Some records
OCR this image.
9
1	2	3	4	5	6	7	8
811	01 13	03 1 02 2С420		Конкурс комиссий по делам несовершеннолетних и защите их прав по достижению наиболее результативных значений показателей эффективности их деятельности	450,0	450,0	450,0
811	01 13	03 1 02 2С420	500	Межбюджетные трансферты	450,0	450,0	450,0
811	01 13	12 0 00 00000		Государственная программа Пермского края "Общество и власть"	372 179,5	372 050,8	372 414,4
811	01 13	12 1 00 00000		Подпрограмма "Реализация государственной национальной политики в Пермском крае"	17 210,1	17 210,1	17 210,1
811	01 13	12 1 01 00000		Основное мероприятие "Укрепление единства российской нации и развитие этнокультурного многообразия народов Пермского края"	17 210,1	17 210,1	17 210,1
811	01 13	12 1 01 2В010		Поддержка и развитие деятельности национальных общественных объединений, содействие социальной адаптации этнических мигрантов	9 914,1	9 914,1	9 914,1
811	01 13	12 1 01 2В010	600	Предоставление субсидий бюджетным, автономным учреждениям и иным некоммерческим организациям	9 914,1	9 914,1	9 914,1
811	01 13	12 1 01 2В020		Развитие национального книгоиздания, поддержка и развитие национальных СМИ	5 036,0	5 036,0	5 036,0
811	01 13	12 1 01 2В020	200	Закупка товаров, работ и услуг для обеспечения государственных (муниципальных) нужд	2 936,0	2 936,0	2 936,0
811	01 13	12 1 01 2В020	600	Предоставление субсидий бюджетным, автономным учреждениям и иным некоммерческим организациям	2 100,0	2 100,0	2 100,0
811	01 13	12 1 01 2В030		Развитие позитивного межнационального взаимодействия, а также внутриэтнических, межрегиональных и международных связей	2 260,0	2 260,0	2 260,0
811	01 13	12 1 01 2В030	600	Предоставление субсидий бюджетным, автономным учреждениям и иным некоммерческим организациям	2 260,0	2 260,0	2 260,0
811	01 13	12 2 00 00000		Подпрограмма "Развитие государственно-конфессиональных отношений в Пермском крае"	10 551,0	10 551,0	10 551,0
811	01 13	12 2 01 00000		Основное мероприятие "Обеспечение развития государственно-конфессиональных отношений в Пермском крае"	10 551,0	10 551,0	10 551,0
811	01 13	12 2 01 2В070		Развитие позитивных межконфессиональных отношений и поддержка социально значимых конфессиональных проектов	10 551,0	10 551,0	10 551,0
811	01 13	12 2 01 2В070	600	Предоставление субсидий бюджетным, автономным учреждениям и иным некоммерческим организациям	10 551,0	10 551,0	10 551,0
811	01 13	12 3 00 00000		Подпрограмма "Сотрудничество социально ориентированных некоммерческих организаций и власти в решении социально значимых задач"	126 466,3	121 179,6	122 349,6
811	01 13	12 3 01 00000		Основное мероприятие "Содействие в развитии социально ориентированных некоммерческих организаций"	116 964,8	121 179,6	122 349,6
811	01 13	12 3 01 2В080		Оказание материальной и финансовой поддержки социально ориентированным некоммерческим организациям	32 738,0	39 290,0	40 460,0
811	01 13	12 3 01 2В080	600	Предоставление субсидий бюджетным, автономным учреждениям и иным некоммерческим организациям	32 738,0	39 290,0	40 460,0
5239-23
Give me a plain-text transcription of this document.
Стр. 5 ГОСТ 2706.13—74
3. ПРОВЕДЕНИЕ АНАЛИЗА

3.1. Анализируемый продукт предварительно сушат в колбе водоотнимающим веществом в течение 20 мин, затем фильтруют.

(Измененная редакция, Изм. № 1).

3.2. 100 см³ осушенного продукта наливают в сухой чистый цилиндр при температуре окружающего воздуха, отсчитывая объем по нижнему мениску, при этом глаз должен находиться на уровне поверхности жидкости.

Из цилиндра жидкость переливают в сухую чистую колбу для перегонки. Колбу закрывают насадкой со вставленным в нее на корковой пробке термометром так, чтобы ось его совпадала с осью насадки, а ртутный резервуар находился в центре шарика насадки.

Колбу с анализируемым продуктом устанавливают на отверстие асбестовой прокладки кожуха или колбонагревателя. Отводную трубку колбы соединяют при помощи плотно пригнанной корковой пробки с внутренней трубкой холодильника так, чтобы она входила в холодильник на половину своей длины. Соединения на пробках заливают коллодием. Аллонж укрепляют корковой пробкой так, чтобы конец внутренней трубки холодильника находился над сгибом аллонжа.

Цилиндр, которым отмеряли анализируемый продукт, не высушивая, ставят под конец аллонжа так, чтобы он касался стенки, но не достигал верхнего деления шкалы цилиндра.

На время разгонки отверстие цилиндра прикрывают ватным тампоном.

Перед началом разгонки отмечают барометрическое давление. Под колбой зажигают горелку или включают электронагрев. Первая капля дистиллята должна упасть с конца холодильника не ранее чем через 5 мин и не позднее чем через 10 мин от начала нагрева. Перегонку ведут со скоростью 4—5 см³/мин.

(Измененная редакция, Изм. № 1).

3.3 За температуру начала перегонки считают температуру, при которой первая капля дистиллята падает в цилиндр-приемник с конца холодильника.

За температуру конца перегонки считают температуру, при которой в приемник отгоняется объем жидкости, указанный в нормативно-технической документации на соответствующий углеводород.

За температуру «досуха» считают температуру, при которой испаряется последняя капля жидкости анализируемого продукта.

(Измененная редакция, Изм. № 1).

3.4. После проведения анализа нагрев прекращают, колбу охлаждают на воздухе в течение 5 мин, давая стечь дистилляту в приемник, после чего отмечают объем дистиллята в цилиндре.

GIVEN REQUEST
Return all lines of the material above in which the word "цилиндра" occurs.

WORKED SOLUTION
Из цилиндра жидкость переливают в сухую чистую колбу для перегонки. Колбу закрывают насадкой со вставленным в нее на корковой пробке термометром так, чтобы ось его совпадала с осью насадки, а ртутный резервуар находился в центре шарика насадки.
Цилиндр, которым отмеряли анализируемый продукт, не высушивая, ставят под конец аллонжа так, чтобы он касался стенки, но не достигал верхнего деления шкалы цилиндра.
На время разгонки отверстие цилиндра прикрывают ватным тампоном.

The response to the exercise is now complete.